* SET EXERCISE 1: Return the lines of the listing from the line with "chevron-down-icon bbox=[770, 1024, 798, 1039]" to the line with "status-title: Deposit unavailable：", both included, unchanged.

* QUOTED PASSAGE:
Edit: could the USA conquer Canada in 1812? Or could the USA conquer and rule all of Mexico

I'd say no to both, assuming the latter is referring to the Mexican-American war. The only way the US is getting Canada is if the British decide they'd like to divest themselves of quelques arpents de neige and sell it. OTL showed that the British in 1812 had the power and will to strangle the East Coast economy. New England was already hit pretty hard OTL so I don't see why an ATL could go better for them.

For the second, could the US defeat Mexico's conventional forces? Easily. Could they maintain rule over a restive population of millions of restive Latino Catholics in a country that is anti-Latino and anti-Catholic? I don't think so. It would be like Prussia attempting to annex all of France in 1871. Sure, the regular army is defeated but good luck getting a population with a well-developed national identity to submit to your rule without an expensive occupation force. Not only is it a huge distance to project power from the American "core" which at this time is still the East Coast, the terrain of Mexico makes it super easy for guerilla movements and secessionist movements to thrive.

* SET EXERCISE 2: Retype the post on a US conquest of Canada or Mexico word for word, from "For the second, could" to "movements to thrive.".

* RECORDS PROVIDED:

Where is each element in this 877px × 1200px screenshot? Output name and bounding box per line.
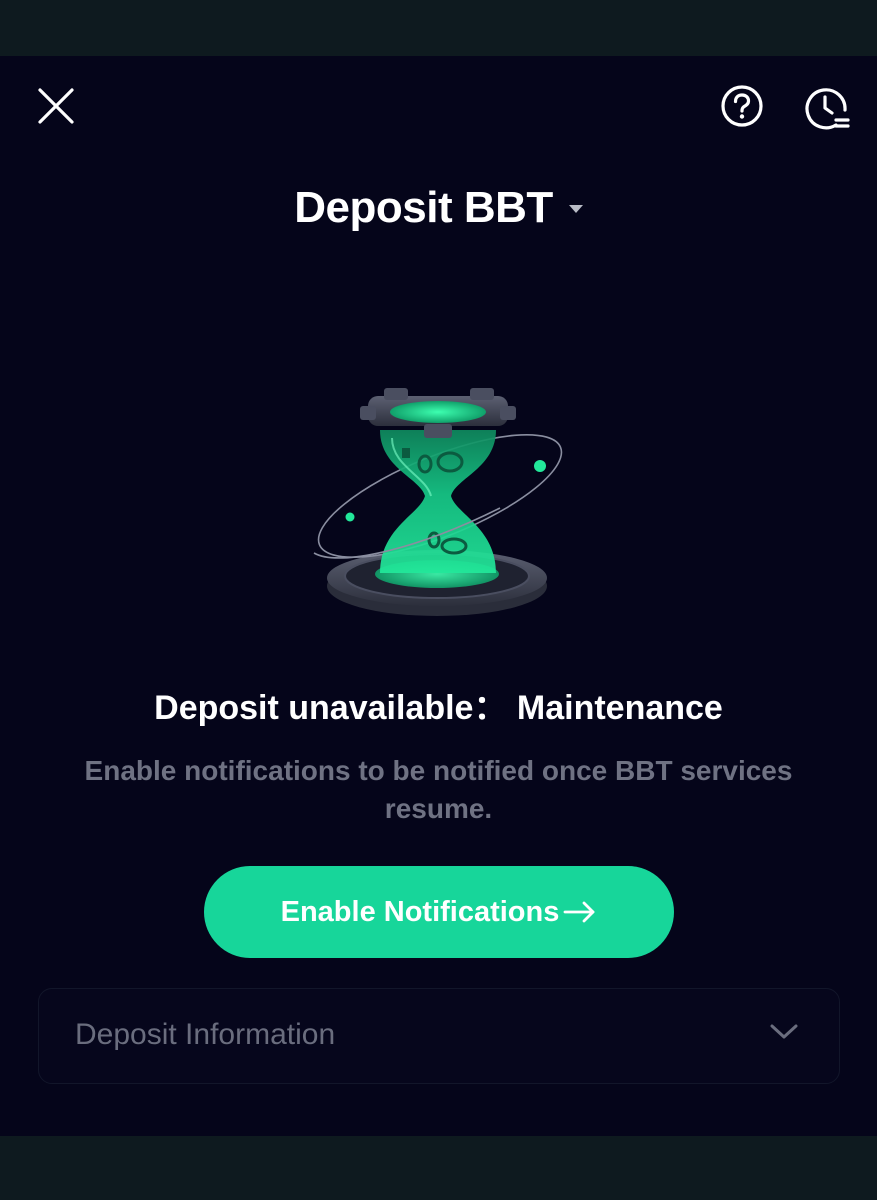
chevron-down-icon bbox=[770, 1024, 798, 1039]
help-button[interactable] bbox=[718, 82, 766, 130]
arrow-right-icon bbox=[563, 901, 595, 923]
deposit-information-label: Deposit Information bbox=[75, 1018, 336, 1051]
close-button[interactable] bbox=[32, 82, 80, 130]
caret-down-icon bbox=[568, 205, 583, 213]
deposit-information-accordion[interactable]: Deposit Information bbox=[38, 988, 840, 1084]
status-description: Enable notifications to be notified once… bbox=[84, 755, 793, 824]
page-title: Deposit BBT bbox=[294, 183, 553, 232]
status-title: Deposit unavailable： Maintenance bbox=[154, 689, 723, 727]
coin-selector[interactable]: Deposit BBT bbox=[294, 183, 583, 233]
enable-notifications-label: Enable Notifications bbox=[280, 895, 560, 928]
enable-notifications-button[interactable]: Enable Notifications bbox=[204, 866, 674, 958]
close-icon bbox=[38, 88, 74, 124]
help-circle-icon bbox=[721, 85, 763, 127]
history-button[interactable] bbox=[801, 82, 853, 134]
history-clock-icon bbox=[805, 88, 850, 130]
status-bar-area bbox=[0, 0, 877, 56]
navigation-bar-area bbox=[0, 1136, 877, 1200]
hourglass-maintenance-illustration bbox=[313, 388, 563, 616]
title-row: Deposit BBT bbox=[0, 178, 877, 238]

* WORKED SOLUTION 1:
chevron-down-icon bbox=[770, 1024, 798, 1039]
help-button[interactable] bbox=[718, 82, 766, 130]
arrow-right-icon bbox=[563, 901, 595, 923]
deposit-information-label: Deposit Information bbox=[75, 1018, 336, 1051]
close-button[interactable] bbox=[32, 82, 80, 130]
caret-down-icon bbox=[568, 205, 583, 213]
deposit-information-accordion[interactable]: Deposit Information bbox=[38, 988, 840, 1084]
status-description: Enable notifications to be notified once… bbox=[84, 755, 793, 824]
page-title: Deposit BBT bbox=[294, 183, 553, 232]
status-title: Deposit unavailable： Maintenance bbox=[154, 689, 723, 727]

* WORKED SOLUTION 2:
For the second, could the US defeat Mexico's conventional forces? Easily. Could they maintain rule over a restive population of millions of restive Latino Catholics in a country that is anti-Latino and anti-Catholic? I don't think so. It would be like Prussia attempting to annex all of France in 1871. Sure, the regular army is defeated but good luck getting a population with a well-developed national identity to submit to your rule without an expensive occupation force. Not only is it a huge distance to project power from the American "core" which at this time is still the East Coast, the terrain of Mexico makes it super easy for guerilla movements and secessionist movements to thrive.